DIRECTIVE
Work out how many lines in the listing below include the word "成本指标"; answer with the number alone.

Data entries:

........

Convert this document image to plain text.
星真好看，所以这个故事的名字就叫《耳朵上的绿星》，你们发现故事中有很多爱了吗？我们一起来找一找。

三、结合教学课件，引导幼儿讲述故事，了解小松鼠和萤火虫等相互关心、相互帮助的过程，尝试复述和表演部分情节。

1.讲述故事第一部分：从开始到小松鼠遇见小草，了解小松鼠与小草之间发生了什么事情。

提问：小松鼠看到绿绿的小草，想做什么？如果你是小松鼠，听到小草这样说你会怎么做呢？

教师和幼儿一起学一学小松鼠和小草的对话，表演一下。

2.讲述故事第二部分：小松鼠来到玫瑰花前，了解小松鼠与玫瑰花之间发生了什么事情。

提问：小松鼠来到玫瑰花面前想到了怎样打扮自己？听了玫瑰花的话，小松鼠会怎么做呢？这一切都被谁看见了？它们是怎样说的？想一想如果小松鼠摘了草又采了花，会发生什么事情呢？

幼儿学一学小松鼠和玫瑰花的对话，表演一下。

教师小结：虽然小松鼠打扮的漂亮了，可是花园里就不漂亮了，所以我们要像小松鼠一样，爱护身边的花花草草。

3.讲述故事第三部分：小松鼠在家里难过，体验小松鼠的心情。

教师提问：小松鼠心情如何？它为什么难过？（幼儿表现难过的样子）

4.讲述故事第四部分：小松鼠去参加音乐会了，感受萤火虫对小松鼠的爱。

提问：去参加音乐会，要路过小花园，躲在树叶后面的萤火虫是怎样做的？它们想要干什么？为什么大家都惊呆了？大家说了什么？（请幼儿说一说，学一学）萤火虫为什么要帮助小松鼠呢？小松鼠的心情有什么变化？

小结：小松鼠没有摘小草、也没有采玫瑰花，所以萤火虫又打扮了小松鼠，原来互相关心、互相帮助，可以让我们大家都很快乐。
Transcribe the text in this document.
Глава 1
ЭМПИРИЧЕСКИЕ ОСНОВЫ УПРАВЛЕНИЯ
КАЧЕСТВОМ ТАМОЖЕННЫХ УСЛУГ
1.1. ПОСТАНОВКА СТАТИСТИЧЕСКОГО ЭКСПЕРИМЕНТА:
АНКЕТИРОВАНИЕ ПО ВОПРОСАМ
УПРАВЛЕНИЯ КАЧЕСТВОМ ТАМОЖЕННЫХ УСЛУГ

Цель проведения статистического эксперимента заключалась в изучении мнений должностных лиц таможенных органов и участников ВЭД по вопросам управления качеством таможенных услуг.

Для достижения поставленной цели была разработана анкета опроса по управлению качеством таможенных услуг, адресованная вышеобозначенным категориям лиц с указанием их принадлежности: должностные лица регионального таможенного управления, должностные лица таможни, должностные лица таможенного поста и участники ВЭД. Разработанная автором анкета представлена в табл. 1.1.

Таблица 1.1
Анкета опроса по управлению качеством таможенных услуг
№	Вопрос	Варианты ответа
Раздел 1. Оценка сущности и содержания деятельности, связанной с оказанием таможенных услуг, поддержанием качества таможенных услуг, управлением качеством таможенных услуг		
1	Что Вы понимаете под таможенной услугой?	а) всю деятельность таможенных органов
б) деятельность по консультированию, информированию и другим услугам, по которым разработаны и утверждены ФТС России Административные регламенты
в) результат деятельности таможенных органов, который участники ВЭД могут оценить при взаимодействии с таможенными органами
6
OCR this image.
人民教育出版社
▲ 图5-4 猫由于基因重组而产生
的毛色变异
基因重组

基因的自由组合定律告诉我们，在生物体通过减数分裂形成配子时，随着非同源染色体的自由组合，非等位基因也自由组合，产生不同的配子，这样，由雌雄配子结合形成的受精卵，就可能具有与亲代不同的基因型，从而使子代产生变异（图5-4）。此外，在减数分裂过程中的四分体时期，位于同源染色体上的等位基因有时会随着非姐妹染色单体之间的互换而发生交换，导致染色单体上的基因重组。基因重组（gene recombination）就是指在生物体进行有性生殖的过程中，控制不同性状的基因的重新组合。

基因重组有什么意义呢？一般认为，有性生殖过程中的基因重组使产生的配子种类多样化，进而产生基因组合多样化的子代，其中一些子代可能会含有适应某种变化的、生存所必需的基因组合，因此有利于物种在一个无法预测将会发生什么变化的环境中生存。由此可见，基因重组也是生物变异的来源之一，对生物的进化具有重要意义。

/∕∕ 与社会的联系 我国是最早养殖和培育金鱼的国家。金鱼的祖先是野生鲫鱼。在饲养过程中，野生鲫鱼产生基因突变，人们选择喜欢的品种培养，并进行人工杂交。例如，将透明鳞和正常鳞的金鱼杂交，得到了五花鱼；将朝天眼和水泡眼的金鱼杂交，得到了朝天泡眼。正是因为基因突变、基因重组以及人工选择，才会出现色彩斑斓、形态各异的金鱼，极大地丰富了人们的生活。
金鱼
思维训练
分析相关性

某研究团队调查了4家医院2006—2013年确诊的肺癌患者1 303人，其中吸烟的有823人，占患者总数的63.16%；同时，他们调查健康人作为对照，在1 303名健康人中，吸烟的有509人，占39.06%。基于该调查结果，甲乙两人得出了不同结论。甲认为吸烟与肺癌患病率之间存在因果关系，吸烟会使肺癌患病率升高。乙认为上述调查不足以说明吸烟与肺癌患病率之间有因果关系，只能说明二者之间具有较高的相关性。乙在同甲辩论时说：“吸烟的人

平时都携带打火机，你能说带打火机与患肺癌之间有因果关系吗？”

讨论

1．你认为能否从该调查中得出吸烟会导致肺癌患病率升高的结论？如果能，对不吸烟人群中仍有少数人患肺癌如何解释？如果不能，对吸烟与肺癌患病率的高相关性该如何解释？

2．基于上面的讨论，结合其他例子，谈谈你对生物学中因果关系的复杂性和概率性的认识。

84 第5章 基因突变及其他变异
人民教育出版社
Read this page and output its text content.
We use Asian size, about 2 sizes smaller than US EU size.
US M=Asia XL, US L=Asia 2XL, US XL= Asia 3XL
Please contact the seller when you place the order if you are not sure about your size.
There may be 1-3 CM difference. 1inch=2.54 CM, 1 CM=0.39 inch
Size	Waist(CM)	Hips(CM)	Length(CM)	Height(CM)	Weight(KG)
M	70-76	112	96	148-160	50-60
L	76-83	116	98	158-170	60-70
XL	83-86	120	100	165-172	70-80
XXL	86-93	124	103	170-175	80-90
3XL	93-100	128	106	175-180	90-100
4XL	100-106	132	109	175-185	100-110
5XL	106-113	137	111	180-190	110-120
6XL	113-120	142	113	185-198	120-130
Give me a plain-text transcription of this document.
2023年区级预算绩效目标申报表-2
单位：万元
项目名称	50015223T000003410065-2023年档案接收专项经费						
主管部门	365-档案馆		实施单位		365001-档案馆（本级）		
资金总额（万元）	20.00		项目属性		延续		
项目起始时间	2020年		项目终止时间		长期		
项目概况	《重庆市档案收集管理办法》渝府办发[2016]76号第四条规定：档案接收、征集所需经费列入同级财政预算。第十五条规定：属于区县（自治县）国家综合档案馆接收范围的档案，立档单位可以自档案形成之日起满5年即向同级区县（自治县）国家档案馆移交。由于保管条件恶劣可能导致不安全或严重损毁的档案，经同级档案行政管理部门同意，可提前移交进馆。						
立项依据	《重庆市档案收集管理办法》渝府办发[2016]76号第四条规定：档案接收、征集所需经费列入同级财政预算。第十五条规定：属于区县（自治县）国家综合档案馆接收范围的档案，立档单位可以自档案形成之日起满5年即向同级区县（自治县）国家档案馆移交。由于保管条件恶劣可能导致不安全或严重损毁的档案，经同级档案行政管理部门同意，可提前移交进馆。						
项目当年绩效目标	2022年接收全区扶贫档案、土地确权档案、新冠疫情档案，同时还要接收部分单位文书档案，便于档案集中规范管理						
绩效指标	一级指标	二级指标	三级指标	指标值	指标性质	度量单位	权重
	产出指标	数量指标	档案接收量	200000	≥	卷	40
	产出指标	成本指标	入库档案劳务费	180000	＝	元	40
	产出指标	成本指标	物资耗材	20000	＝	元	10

........

FULL ANSWER
2